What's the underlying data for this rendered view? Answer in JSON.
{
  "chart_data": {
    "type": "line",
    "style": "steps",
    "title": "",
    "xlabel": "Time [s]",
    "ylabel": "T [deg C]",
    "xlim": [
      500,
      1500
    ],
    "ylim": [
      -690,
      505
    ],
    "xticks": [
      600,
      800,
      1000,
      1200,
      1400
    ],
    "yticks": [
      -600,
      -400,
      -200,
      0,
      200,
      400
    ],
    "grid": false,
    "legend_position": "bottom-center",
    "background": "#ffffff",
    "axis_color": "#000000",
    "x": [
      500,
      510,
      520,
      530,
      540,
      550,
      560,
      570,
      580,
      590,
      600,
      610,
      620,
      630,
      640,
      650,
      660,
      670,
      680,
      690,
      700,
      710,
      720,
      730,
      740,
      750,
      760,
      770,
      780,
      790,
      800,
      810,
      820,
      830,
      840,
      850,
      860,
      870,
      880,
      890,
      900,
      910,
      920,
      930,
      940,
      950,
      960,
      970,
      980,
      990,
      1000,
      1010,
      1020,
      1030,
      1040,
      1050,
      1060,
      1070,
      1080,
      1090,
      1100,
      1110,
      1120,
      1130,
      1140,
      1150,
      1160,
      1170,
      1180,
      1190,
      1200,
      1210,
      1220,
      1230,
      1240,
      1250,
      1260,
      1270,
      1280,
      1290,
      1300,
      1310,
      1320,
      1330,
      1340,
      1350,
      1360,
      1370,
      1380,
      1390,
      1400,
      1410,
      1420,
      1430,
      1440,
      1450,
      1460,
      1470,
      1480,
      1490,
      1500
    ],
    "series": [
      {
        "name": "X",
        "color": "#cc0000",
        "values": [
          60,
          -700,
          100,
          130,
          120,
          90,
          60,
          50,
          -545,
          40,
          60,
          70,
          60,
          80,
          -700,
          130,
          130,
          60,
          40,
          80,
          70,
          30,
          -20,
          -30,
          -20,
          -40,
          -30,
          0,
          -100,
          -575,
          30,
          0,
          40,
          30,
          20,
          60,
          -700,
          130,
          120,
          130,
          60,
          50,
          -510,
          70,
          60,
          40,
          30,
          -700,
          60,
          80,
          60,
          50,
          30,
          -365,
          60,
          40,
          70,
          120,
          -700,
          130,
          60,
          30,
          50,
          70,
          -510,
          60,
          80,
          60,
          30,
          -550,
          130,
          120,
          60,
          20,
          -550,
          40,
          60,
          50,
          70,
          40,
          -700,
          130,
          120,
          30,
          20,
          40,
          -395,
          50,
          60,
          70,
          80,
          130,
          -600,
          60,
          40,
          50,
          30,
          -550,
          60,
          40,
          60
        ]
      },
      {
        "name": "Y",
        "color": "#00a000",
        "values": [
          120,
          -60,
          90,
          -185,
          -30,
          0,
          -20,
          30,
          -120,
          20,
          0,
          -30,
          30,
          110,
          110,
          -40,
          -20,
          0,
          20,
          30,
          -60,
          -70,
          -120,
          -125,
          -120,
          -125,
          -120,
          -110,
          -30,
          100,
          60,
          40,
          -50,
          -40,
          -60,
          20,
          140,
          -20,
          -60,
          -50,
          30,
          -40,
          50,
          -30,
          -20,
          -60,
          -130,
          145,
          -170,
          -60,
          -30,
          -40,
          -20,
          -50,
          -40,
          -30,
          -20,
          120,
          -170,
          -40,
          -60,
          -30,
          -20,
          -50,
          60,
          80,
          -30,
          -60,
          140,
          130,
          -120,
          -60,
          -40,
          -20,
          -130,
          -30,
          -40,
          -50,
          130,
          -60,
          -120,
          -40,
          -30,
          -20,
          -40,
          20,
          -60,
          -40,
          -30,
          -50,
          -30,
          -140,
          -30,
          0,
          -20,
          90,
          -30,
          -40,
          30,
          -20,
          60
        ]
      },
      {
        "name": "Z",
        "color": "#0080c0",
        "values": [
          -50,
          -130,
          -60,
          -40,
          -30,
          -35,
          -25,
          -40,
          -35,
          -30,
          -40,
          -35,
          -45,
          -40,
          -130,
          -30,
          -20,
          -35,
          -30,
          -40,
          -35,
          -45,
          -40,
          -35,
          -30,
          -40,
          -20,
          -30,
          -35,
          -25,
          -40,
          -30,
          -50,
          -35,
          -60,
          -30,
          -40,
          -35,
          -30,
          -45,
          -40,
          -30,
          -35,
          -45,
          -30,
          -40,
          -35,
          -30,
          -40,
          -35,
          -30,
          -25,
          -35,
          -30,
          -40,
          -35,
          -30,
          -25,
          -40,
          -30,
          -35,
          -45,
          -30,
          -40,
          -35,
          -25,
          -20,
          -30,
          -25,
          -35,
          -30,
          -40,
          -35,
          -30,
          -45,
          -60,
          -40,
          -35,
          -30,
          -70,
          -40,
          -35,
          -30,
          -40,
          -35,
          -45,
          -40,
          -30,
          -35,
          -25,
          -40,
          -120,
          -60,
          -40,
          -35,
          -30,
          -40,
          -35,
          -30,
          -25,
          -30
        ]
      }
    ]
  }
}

### What is asked
Return all of the entries exactly as they were supplied.

### Solution to this exercise
What's the underlying data for this rendered view? Answer in JSON.
{
  "chart_data": {
    "type": "line",
    "style": "steps",
    "title": "",
    "xlabel": "Time [s]",
    "ylabel": "T [deg C]",
    "xlim": [
      500,
      1500
    ],
    "ylim": [
      -690,
      505
    ],
    "xticks": [
      600,
      800,
      1000,
      1200,
      1400
    ],
    "yticks": [
      -600,
      -400,
      -200,
      0,
      200,
      400
    ],
    "grid": false,
    "legend_position": "bottom-center",
    "background": "#ffffff",
    "axis_color": "#000000",
    "x": [
      500,
      510,
      520,
      530,
      540,
      550,
      560,
      570,
      580,
      590,
      600,
      610,
      620,
      630,
      640,
      650,
      660,
      670,
      680,
      690,
      700,
      710,
      720,
      730,
      740,
      750,
      760,
      770,
      780,
      790,
      800,
      810,
      820,
      830,
      840,
      850,
      860,
      870,
      880,
      890,
      900,
      910,
      920,
      930,
      940,
      950,
      960,
      970,
      980,
      990,
      1000,
      1010,
      1020,
      1030,
      1040,
      1050,
      1060,
      1070,
      1080,
      1090,
      1100,
      1110,
      1120,
      1130,
      1140,
      1150,
      1160,
      1170,
      1180,
      1190,
      1200,
      1210,
      1220,
      1230,
      1240,
      1250,
      1260,
      1270,
      1280,
      1290,
      1300,
      1310,
      1320,
      1330,
      1340,
      1350,
      1360,
      1370,
      1380,
      1390,
      1400,
      1410,
      1420,
      1430,
      1440,
      1450,
      1460,
      1470,
      1480,
      1490,
      1500
    ],
    "series": [
      {
        "name": "X",
        "color": "#cc0000",
        "values": [
          60,
          -700,
          100,
          130,
          120,
          90,
          60,
          50,
          -545,
          40,
          60,
          70,
          60,
          80,
          -700,
          130,
          130,
          60,
          40,
          80,
          70,
          30,
          -20,
          -30,
          -20,
          -40,
          -30,
          0,
          -100,
          -575,
          30,
          0,
          40,
          30,
          20,
          60,
          -700,
          130,
          120,
          130,
          60,
          50,
          -510,
          70,
          60,
          40,
          30,
          -700,
          60,
          80,
          60,
          50,
          30,
          -365,
          60,
          40,
          70,
          120,
          -700,
          130,
          60,
          30,
          50,
          70,
          -510,
          60,
          80,
          60,
          30,
          -550,
          130,
          120,
          60,
          20,
          -550,
          40,
          60,
          50,
          70,
          40,
          -700,
          130,
          120,
          30,
          20,
          40,
          -395,
          50,
          60,
          70,
          80,
          130,
          -600,
          60,
          40,
          50,
          30,
          -550,
          60,
          40,
          60
        ]
      },
      {
        "name": "Y",
        "color": "#00a000",
        "values": [
          120,
          -60,
          90,
          -185,
          -30,
          0,
          -20,
          30,
          -120,
          20,
          0,
          -30,
          30,
          110,
          110,
          -40,
          -20,
          0,
          20,
          30,
          -60,
          -70,
          -120,
          -125,
          -120,
          -125,
          -120,
          -110,
          -30,
          100,
          60,
          40,
          -50,
          -40,
          -60,
          20,
          140,
          -20,
          -60,
          -50,
          30,
          -40,
          50,
          -30,
          -20,
          -60,
          -130,
          145,
          -170,
          -60,
          -30,
          -40,
          -20,
          -50,
          -40,
          -30,
          -20,
          120,
          -170,
          -40,
          -60,
          -30,
          -20,
          -50,
          60,
          80,
          -30,
          -60,
          140,
          130,
          -120,
          -60,
          -40,
          -20,
          -130,
          -30,
          -40,
          -50,
          130,
          -60,
          -120,
          -40,
          -30,
          -20,
          -40,
          20,
          -60,
          -40,
          -30,
          -50,
          -30,
          -140,
          -30,
          0,
          -20,
          90,
          -30,
          -40,
          30,
          -20,
          60
        ]
      },
      {
        "name": "Z",
        "color": "#0080c0",
        "values": [
          -50,
          -130,
          -60,
          -40,
          -30,
          -35,
          -25,
          -40,
          -35,
          -30,
          -40,
          -35,
          -45,
          -40,
          -130,
          -30,
          -20,
          -35,
          -30,
          -40,
          -35,
          -45,
          -40,
          -35,
          -30,
          -40,
          -20,
          -30,
          -35,
          -25,
          -40,
          -30,
          -50,
          -35,
          -60,
          -30,
          -40,
          -35,
          -30,
          -45,
          -40,
          -30,
          -35,
          -45,
          -30,
          -40,
          -35,
          -30,
          -40,
          -35,
          -30,
          -25,
          -35,
          -30,
          -40,
          -35,
          -30,
          -25,
          -40,
          -30,
          -35,
          -45,
          -30,
          -40,
          -35,
          -25,
          -20,
          -30,
          -25,
          -35,
          -30,
          -40,
          -35,
          -30,
          -45,
          -60,
          -40,
          -35,
          -30,
          -70,
          -40,
          -35,
          -30,
          -40,
          -35,
          -45,
          -40,
          -30,
          -35,
          -25,
          -40,
          -120,
          -60,
          -40,
          -35,
          -30,
          -40,
          -35,
          -30,
          -25,
          -30
        ]
      }
    ]
  }
}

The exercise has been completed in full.